## THE REQUEST
Copy whichever lines contain the string "this".

## DATA SUPPLIED
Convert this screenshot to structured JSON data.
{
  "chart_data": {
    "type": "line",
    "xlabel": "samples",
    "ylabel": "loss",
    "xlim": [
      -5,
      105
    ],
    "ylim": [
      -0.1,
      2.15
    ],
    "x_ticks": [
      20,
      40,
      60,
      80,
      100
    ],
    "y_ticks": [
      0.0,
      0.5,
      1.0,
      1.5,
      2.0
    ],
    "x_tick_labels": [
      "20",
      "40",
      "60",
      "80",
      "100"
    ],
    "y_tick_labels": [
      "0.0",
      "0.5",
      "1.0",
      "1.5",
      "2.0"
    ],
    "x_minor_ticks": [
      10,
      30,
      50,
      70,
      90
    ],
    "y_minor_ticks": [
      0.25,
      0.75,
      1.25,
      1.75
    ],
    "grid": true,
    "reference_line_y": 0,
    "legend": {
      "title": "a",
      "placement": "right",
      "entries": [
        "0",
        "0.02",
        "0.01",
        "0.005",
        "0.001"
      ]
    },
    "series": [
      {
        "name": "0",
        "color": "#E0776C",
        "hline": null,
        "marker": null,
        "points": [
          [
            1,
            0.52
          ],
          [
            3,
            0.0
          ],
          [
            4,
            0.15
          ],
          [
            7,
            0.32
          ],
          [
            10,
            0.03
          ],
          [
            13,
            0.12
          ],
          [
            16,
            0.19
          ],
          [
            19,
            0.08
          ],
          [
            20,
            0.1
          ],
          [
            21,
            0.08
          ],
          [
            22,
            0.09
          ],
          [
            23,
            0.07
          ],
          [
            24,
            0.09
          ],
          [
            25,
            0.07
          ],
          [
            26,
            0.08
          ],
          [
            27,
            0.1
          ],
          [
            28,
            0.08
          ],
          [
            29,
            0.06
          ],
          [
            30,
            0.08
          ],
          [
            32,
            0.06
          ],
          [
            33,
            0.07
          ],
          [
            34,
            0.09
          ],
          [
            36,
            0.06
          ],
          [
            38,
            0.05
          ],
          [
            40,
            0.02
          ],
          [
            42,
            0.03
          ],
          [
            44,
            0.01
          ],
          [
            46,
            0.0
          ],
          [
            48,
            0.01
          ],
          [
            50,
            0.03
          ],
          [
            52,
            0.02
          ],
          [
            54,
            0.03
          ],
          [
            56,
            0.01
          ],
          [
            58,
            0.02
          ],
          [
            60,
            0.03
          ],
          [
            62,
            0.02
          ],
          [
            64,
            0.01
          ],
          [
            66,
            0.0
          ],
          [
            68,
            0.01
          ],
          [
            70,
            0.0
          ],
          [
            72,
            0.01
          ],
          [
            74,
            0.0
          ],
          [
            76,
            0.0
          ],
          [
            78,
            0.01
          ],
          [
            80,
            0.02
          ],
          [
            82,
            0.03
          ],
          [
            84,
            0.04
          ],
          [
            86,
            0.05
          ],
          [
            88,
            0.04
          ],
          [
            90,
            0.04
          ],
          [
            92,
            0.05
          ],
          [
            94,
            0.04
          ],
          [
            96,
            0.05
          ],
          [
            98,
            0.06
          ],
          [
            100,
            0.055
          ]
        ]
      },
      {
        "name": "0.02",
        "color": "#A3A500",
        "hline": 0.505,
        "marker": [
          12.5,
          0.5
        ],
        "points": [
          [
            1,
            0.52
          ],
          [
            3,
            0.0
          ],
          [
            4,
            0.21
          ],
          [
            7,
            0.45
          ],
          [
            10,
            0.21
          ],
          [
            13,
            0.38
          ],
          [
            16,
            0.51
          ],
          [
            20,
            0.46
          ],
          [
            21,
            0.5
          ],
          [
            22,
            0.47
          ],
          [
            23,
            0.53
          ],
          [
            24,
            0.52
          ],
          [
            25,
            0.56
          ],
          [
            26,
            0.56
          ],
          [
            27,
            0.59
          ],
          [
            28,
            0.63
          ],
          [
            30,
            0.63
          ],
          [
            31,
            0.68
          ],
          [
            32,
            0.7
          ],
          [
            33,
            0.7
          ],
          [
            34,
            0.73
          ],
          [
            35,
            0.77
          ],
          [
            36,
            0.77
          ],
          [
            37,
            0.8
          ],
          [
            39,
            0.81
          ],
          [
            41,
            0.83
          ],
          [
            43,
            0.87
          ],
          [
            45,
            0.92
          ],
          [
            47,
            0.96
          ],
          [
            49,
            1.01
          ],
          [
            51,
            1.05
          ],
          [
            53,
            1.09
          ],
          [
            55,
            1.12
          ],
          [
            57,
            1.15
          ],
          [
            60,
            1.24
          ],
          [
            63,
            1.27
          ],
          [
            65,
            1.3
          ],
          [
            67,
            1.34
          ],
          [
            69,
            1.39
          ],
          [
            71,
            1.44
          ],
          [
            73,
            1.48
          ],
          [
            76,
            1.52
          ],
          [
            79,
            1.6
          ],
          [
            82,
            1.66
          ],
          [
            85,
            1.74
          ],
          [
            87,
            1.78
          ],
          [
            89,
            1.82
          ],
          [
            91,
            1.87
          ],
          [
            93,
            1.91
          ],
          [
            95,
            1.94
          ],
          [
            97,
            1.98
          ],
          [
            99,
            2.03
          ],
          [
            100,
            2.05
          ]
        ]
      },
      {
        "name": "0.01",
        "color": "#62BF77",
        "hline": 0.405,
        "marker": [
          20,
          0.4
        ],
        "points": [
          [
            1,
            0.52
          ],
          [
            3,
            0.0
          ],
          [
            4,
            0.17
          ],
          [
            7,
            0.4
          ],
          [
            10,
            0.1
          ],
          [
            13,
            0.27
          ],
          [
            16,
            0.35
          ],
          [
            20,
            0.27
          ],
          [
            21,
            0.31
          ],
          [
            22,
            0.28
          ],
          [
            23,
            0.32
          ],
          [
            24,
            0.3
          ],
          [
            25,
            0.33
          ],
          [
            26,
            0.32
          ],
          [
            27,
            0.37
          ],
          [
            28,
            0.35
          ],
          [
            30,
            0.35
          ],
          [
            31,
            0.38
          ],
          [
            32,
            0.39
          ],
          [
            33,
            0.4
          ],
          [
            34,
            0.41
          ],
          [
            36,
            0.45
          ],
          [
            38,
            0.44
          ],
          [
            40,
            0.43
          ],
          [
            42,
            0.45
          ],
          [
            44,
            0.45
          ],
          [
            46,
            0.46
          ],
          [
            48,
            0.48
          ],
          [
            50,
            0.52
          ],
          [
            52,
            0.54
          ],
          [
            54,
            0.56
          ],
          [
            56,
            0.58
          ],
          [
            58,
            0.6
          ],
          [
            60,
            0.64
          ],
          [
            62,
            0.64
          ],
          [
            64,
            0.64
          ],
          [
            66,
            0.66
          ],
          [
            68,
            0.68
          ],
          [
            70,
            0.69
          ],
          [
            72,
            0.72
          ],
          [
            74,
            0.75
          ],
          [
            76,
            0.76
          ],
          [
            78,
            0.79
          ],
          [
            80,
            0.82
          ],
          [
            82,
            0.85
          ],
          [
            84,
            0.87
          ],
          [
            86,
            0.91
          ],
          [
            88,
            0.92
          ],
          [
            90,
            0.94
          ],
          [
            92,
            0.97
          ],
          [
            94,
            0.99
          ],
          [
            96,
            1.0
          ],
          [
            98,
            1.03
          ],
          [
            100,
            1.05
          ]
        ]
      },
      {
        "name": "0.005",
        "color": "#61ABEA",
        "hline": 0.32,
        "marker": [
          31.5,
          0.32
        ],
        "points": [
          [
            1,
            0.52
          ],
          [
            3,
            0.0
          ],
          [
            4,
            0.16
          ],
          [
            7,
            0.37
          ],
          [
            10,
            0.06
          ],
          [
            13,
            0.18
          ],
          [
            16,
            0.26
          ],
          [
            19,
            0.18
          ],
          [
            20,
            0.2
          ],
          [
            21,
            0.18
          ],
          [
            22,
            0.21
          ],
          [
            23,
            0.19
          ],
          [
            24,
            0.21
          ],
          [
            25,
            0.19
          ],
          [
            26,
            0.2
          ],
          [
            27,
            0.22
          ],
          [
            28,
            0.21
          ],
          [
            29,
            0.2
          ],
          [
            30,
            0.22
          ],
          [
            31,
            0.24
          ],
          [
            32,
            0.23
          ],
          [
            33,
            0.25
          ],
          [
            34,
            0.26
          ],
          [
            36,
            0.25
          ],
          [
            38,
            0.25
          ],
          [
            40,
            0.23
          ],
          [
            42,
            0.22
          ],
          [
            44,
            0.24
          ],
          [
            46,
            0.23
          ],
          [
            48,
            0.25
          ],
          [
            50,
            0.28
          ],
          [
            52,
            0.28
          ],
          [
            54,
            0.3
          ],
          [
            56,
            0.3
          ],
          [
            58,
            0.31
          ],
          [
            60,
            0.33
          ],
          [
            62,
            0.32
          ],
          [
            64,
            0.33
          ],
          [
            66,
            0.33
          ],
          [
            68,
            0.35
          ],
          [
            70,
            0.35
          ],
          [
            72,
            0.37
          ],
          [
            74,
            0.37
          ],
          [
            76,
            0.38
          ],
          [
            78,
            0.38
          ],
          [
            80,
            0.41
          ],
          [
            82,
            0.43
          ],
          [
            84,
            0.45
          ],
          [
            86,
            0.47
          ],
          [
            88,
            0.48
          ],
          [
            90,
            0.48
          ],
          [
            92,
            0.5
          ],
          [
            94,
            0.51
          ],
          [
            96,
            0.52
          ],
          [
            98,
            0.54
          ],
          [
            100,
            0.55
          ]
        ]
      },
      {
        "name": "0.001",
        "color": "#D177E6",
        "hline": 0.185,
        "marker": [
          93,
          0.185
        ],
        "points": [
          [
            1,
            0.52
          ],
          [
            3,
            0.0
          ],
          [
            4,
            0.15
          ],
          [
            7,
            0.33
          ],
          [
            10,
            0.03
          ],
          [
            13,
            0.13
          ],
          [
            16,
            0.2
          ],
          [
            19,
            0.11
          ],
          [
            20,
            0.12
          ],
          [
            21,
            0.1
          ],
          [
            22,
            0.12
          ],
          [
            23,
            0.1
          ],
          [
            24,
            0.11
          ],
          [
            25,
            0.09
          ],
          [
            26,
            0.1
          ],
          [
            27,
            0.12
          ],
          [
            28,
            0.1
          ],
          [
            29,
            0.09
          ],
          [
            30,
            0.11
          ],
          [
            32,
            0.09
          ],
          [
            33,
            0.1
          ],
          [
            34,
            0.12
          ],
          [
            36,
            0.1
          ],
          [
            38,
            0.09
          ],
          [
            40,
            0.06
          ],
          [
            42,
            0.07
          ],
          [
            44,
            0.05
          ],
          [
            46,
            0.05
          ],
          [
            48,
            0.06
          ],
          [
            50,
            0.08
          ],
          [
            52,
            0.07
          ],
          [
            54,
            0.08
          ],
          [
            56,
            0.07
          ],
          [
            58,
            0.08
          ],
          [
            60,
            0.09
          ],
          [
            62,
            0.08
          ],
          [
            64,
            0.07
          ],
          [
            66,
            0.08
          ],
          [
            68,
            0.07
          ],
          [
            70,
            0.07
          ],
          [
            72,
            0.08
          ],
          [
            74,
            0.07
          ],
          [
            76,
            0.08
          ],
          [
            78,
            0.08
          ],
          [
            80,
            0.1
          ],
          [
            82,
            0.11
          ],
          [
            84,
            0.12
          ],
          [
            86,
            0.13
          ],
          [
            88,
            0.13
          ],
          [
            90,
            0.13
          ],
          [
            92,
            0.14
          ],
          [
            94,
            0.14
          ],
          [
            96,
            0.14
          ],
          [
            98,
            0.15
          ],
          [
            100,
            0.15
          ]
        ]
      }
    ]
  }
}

...

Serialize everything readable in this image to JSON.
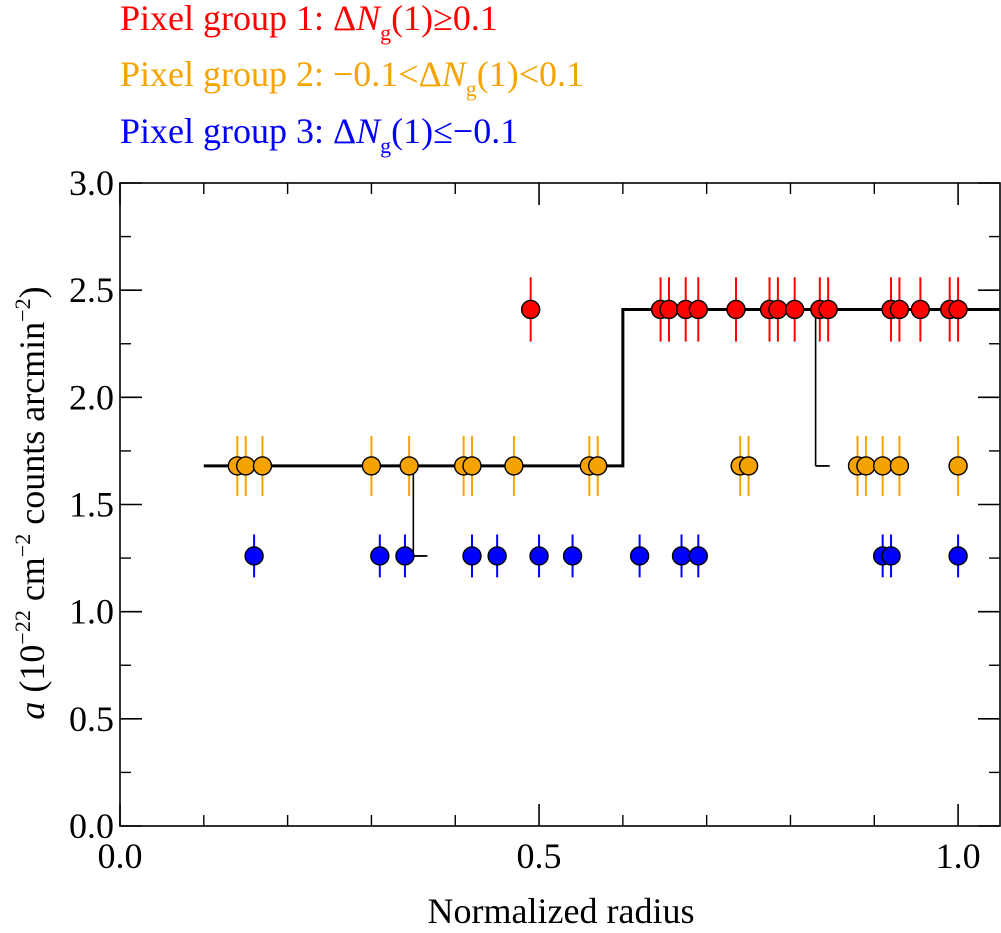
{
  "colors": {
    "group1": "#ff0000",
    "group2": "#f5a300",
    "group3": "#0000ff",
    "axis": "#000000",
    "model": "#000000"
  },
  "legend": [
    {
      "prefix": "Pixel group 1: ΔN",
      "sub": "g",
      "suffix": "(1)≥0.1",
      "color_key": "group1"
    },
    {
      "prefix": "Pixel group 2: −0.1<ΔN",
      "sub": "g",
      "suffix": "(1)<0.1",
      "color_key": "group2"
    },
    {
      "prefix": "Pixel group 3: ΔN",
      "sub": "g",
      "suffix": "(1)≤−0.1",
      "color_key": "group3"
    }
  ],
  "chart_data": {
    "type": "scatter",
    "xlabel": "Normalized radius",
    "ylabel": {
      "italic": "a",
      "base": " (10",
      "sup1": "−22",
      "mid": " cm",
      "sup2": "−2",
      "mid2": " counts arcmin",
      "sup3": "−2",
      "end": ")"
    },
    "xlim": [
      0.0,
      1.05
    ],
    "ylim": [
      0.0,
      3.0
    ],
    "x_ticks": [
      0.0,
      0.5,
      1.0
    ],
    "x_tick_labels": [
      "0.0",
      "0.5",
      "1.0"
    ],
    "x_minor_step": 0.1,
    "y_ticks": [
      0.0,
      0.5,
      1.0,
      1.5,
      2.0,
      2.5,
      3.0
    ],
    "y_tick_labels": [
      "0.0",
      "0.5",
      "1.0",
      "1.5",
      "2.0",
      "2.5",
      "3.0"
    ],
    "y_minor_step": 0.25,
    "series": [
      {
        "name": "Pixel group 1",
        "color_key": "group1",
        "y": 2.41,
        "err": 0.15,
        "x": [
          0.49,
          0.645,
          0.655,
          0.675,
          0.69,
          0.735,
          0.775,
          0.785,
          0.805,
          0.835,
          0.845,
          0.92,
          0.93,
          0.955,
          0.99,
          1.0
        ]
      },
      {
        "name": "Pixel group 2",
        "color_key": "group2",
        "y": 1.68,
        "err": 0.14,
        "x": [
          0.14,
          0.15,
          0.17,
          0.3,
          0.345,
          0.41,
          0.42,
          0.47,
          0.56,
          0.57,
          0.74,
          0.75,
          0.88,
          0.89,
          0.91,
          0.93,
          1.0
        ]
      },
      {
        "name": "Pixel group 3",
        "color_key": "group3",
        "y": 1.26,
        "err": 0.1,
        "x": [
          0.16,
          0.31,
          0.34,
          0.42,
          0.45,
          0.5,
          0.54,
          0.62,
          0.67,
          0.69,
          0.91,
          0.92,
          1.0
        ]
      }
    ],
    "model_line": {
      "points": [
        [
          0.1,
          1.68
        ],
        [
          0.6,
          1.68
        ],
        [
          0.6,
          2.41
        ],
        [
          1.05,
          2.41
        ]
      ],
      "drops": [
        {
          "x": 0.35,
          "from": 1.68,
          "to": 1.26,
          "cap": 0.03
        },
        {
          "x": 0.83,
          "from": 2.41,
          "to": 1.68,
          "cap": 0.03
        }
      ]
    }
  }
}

## SOLVED EXERCISE
Convert this screenshot to structured JSON data.
Serialize everything readable in this image to JSON.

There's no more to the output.